Write out every line below that includes the word "this".

::::

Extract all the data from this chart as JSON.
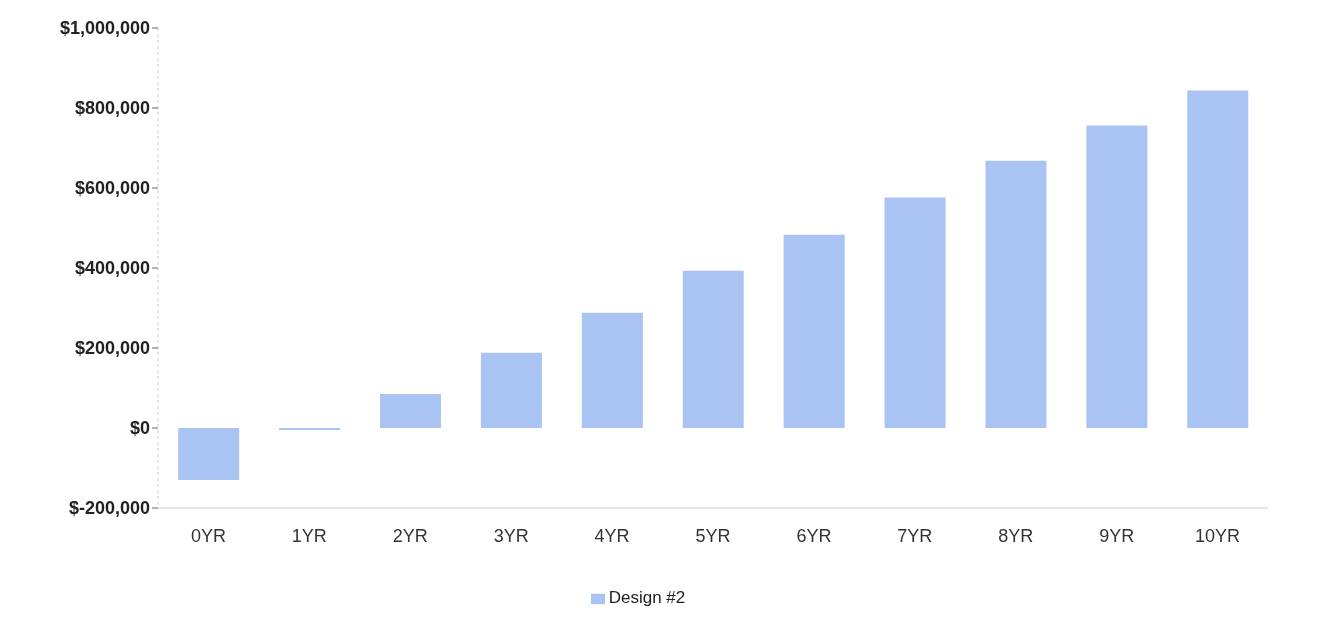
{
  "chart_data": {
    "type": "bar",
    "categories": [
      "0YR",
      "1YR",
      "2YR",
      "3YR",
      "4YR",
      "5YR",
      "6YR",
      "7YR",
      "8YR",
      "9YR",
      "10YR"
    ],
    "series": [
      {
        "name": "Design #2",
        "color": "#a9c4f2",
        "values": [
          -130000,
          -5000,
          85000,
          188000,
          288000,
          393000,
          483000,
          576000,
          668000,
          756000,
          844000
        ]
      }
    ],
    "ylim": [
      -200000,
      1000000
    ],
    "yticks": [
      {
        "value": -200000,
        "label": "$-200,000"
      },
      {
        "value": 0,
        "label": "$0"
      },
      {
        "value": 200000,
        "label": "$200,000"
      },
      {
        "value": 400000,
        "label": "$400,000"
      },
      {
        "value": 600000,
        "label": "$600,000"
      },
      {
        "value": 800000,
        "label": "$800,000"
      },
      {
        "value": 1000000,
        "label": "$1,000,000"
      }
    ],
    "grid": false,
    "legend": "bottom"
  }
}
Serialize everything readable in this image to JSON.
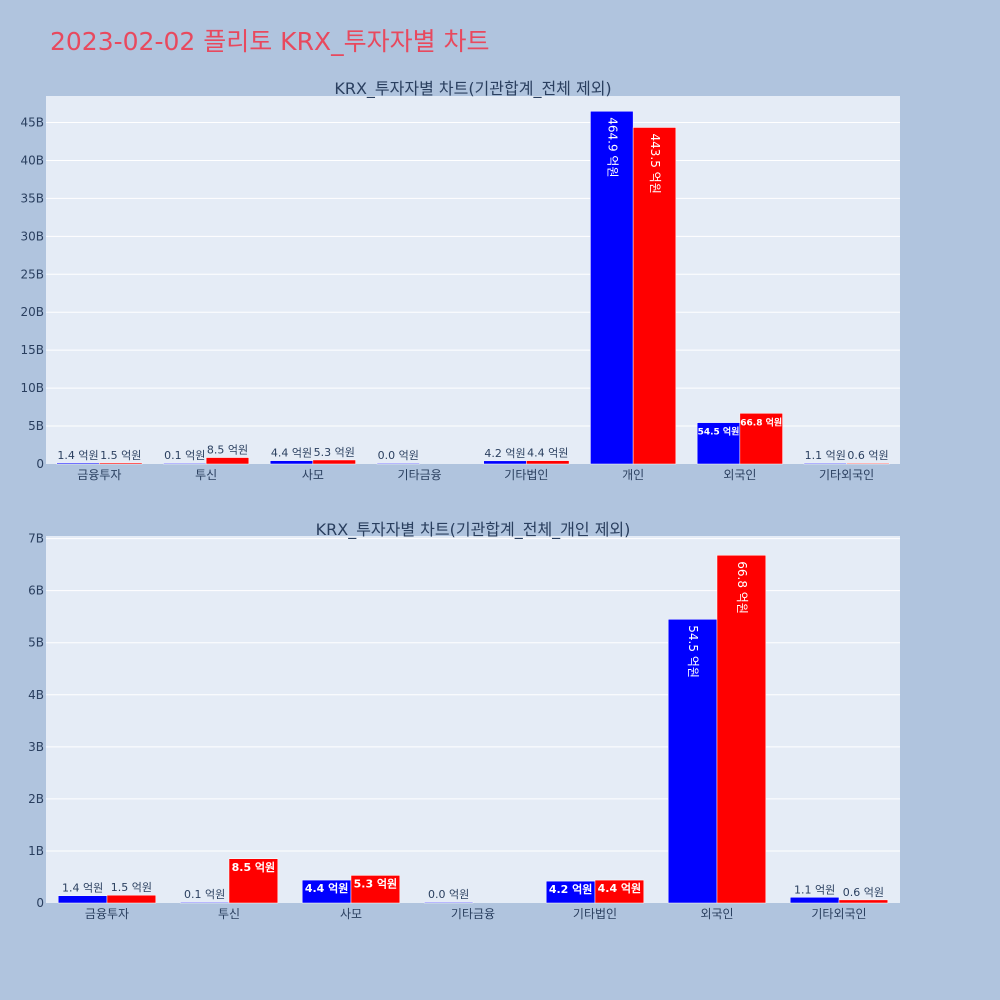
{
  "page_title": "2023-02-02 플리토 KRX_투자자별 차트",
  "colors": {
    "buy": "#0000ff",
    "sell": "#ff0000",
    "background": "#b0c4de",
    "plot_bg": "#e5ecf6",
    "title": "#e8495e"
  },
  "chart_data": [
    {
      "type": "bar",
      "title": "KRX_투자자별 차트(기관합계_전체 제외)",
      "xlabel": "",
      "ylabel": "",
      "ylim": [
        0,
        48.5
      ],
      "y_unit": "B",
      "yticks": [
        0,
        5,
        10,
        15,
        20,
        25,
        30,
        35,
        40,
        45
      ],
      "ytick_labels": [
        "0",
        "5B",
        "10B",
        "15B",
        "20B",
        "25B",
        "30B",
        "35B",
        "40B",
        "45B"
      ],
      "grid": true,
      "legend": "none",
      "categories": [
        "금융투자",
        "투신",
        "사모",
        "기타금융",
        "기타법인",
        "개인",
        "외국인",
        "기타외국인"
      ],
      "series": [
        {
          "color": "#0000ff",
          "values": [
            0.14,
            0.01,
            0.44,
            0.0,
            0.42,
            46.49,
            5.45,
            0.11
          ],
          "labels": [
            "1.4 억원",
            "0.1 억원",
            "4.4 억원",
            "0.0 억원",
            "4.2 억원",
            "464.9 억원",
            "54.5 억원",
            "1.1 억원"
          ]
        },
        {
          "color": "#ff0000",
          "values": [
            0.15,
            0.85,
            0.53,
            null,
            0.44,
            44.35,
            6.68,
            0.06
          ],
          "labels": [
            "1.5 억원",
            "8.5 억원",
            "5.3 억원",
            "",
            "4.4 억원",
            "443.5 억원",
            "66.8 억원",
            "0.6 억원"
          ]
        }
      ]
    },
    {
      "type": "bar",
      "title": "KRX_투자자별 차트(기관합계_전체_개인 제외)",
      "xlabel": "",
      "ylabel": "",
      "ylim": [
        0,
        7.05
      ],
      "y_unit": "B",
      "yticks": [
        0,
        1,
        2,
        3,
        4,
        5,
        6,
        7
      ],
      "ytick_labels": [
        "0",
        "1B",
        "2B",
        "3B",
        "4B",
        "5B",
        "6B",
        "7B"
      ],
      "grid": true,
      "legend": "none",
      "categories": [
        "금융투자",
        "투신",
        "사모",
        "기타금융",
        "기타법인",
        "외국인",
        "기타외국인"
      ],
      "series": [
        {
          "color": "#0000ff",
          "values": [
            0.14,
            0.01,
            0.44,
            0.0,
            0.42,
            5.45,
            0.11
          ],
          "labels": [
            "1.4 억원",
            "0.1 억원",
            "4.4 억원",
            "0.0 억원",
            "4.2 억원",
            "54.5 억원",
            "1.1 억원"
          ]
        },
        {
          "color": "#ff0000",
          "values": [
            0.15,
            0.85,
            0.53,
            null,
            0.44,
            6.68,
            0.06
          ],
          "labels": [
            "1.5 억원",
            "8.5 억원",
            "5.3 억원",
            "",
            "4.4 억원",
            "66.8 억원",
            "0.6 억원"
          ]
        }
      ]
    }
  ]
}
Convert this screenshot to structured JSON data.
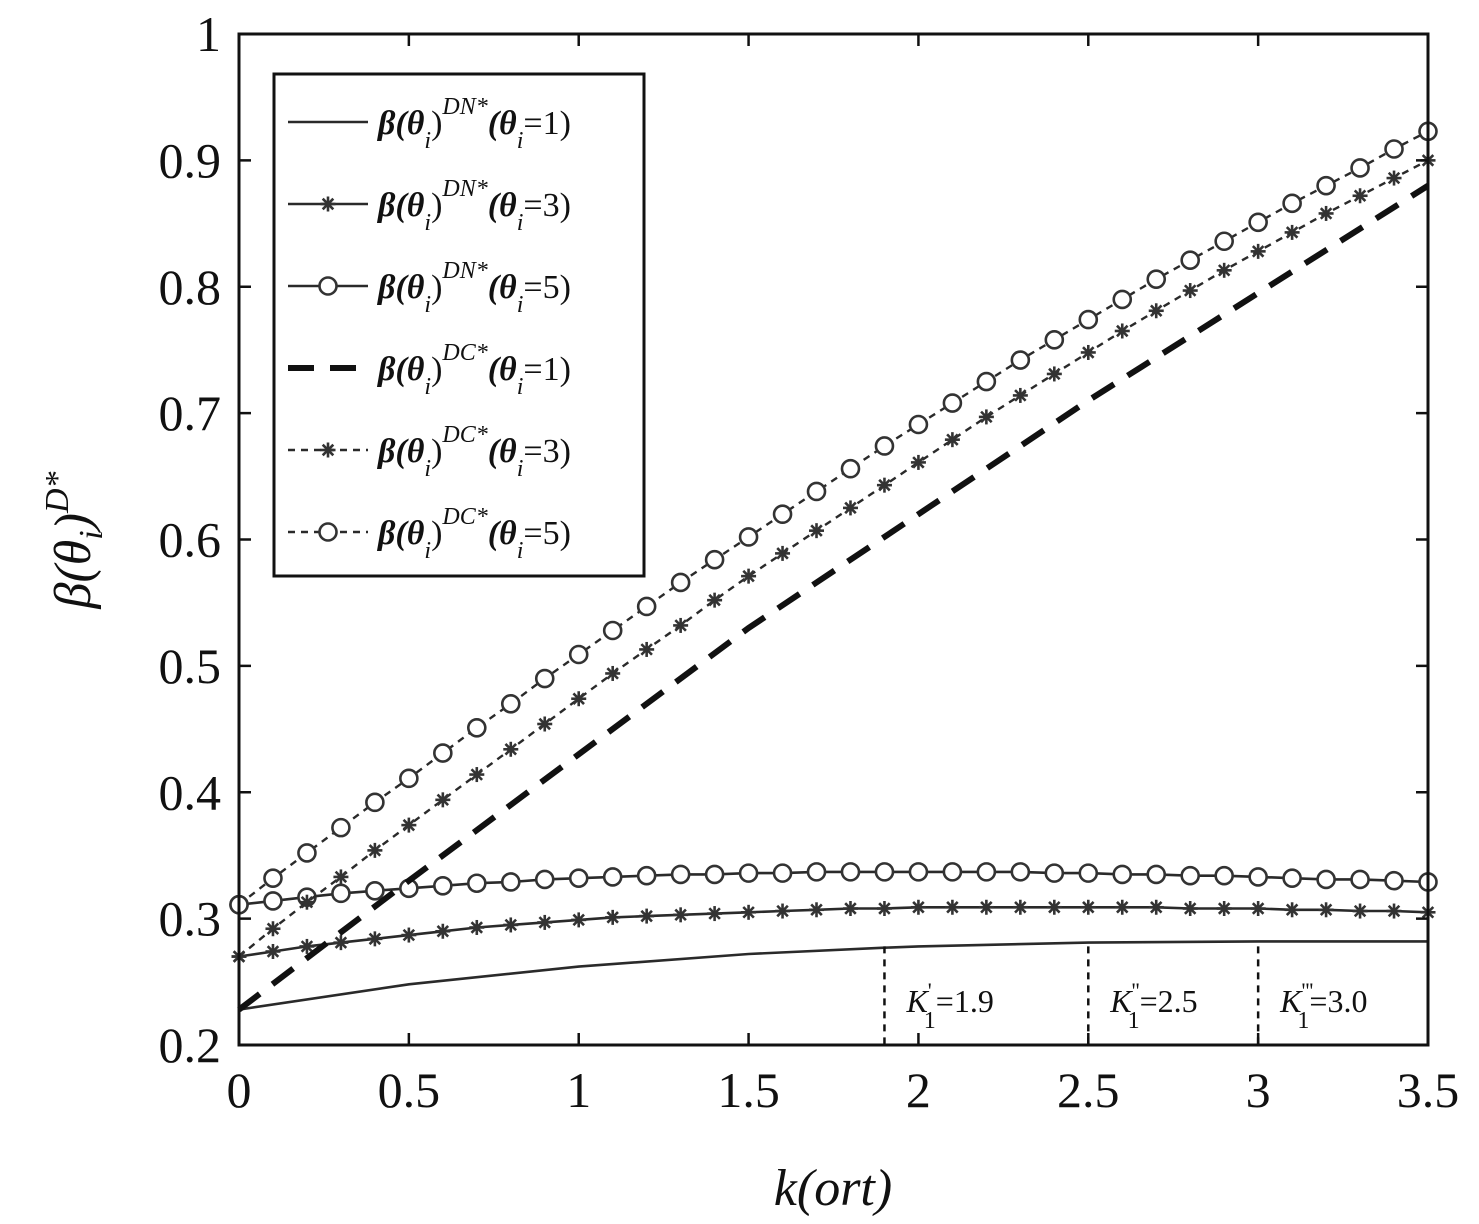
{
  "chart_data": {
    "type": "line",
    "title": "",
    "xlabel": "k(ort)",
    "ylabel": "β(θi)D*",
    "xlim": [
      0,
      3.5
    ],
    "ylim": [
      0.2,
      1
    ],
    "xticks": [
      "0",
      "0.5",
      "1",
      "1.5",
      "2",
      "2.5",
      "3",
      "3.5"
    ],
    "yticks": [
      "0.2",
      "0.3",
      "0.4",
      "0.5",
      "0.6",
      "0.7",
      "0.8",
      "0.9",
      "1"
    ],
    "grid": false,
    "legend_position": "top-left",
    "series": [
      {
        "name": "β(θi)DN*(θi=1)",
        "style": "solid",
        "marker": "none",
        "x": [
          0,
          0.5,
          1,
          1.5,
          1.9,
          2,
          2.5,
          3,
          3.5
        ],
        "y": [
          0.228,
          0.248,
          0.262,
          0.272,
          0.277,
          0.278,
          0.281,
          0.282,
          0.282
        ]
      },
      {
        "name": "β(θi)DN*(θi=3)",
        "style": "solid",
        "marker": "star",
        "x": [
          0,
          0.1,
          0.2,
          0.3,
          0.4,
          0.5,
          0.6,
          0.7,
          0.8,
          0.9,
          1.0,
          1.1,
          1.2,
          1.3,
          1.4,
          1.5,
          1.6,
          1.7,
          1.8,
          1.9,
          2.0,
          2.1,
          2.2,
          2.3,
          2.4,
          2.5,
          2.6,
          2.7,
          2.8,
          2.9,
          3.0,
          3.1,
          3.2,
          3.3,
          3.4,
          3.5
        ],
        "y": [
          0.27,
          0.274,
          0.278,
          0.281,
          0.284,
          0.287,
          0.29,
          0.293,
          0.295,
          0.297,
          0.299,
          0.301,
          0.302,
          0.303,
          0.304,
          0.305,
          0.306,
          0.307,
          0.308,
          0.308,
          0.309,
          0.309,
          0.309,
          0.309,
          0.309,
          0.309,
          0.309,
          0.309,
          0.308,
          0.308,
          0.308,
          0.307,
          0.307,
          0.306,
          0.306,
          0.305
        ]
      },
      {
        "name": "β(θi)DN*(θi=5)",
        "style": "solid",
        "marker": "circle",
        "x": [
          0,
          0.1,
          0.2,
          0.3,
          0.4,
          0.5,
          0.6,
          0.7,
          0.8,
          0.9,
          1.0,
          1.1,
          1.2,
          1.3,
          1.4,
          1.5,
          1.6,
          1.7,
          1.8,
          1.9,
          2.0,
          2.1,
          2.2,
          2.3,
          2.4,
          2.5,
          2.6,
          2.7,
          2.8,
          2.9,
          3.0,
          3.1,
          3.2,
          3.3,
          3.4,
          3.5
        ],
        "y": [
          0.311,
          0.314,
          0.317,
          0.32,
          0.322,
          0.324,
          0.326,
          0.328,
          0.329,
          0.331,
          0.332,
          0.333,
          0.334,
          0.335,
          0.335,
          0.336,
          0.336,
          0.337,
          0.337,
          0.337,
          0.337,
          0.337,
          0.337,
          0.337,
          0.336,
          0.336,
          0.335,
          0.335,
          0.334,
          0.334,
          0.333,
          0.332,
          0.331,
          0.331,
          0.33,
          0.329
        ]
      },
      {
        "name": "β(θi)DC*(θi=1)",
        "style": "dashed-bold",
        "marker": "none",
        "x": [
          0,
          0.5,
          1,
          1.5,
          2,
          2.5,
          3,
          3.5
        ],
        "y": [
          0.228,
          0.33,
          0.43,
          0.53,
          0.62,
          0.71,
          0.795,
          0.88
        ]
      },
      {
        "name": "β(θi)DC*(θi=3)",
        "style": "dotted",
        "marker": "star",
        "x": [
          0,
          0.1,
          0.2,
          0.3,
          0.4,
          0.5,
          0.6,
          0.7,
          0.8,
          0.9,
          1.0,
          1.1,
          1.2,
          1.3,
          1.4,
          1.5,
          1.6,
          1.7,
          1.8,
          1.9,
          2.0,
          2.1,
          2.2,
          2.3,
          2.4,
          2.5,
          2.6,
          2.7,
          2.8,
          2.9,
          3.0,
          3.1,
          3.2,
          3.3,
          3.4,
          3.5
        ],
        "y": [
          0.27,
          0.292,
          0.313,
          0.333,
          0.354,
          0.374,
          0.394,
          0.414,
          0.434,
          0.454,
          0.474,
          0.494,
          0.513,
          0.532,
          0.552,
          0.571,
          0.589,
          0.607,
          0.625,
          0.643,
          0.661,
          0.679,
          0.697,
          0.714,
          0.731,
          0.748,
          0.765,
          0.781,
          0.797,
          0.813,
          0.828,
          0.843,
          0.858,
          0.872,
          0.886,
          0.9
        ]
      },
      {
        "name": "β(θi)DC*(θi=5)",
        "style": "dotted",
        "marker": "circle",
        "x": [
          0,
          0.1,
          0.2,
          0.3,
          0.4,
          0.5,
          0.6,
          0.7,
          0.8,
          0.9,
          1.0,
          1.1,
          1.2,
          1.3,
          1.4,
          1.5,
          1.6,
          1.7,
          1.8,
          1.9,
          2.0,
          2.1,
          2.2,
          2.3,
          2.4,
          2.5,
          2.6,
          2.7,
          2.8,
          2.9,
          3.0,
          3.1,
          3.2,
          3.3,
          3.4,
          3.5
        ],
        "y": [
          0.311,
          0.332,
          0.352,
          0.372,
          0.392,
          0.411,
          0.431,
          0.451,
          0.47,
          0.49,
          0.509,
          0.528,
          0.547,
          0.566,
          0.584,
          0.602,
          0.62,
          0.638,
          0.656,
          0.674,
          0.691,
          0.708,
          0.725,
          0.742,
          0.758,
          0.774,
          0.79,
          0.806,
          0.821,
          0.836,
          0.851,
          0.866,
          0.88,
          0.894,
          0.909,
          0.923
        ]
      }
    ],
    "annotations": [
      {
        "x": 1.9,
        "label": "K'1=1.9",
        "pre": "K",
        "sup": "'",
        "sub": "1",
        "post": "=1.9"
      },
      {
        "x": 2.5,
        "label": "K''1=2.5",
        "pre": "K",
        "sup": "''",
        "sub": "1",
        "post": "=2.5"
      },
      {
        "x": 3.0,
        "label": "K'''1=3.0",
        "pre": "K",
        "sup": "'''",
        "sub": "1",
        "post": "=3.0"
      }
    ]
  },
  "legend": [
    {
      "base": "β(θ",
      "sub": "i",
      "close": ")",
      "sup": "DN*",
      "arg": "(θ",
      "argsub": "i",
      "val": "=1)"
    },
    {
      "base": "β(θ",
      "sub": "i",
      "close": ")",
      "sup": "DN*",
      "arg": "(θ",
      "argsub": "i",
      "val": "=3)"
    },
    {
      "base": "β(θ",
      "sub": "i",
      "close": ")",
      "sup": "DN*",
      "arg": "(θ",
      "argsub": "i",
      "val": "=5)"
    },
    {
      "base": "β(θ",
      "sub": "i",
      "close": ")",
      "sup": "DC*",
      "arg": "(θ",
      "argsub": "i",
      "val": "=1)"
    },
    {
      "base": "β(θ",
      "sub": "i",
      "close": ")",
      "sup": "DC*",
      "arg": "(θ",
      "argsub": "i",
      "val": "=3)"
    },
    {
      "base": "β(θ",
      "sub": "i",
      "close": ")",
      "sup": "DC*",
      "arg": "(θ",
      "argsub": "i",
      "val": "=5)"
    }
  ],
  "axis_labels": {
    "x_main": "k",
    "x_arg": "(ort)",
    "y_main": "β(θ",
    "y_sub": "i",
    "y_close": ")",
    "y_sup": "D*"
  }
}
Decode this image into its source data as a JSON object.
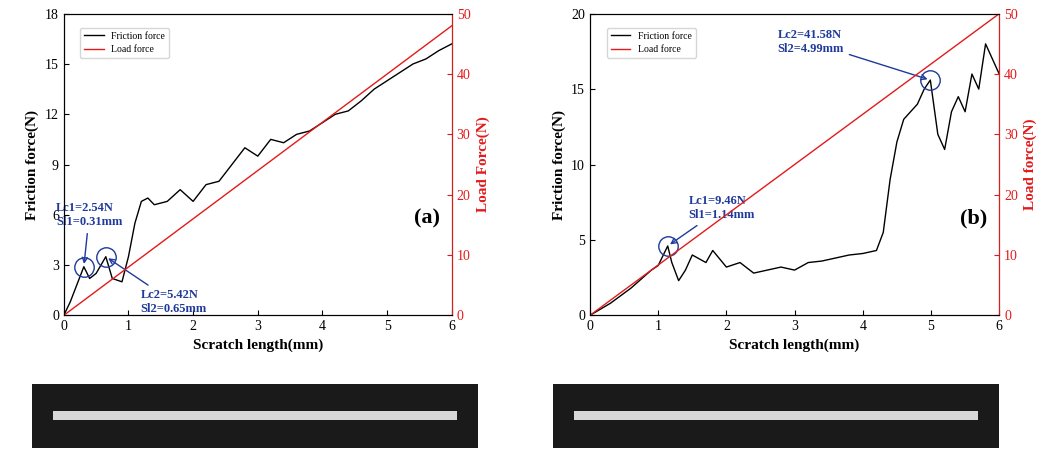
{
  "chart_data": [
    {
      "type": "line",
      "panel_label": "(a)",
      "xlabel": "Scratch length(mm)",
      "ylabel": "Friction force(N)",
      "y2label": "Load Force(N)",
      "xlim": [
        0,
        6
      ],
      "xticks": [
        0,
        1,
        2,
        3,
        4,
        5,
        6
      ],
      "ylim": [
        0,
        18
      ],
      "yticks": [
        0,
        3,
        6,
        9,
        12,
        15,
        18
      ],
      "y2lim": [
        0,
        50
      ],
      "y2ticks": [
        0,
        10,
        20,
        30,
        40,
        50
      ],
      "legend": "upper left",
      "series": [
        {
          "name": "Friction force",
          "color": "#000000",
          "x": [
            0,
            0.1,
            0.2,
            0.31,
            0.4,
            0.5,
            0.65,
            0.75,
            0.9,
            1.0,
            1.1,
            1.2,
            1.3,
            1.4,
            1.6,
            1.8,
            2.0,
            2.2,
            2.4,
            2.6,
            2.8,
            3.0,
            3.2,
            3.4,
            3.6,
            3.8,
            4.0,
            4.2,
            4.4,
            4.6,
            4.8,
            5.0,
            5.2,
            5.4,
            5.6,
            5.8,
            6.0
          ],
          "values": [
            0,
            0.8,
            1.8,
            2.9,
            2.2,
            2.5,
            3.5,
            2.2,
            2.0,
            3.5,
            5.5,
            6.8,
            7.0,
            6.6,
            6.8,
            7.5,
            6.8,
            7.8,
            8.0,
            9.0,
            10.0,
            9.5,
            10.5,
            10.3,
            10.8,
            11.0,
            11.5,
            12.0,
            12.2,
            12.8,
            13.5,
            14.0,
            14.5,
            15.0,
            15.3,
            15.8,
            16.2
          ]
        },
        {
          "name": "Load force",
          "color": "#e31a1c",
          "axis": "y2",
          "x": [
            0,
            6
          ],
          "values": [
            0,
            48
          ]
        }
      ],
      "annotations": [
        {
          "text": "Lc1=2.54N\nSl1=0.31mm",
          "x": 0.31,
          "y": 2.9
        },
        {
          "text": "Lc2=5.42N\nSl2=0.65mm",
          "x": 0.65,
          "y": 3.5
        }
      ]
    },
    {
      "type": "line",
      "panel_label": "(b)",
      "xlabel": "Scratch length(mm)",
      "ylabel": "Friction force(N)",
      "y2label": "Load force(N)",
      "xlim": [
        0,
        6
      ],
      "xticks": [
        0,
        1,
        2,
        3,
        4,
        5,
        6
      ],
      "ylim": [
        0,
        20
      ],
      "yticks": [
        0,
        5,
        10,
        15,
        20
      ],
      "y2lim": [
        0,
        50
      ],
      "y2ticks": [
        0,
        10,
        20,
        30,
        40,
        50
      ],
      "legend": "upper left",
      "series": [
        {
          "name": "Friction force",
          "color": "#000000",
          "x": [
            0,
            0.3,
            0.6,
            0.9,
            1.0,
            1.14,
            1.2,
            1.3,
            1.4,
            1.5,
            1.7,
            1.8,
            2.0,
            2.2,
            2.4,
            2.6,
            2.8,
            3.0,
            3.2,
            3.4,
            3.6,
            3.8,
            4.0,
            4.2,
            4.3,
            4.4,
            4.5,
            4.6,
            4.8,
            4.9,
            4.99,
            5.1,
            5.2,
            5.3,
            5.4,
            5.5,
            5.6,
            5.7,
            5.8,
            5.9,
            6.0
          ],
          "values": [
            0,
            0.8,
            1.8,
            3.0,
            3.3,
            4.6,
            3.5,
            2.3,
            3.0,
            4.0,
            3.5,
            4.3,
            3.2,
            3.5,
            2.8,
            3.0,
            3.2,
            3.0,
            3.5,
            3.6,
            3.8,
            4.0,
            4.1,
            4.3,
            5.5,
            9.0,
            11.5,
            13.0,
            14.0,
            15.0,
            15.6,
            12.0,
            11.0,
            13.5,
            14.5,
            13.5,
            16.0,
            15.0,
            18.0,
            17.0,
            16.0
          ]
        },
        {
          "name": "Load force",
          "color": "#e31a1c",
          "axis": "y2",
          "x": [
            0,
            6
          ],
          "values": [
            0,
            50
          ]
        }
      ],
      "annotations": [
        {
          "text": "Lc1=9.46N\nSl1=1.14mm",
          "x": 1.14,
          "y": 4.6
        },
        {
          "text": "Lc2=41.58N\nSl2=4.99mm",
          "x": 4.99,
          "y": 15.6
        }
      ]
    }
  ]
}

::::

▶ [Complete response]:
Extract all the data from this chart as JSON.
Serialize everything readable in this image to JSON.
Convert this screenshot to structured JSON data.
Decode this image into its source data as a JSON object.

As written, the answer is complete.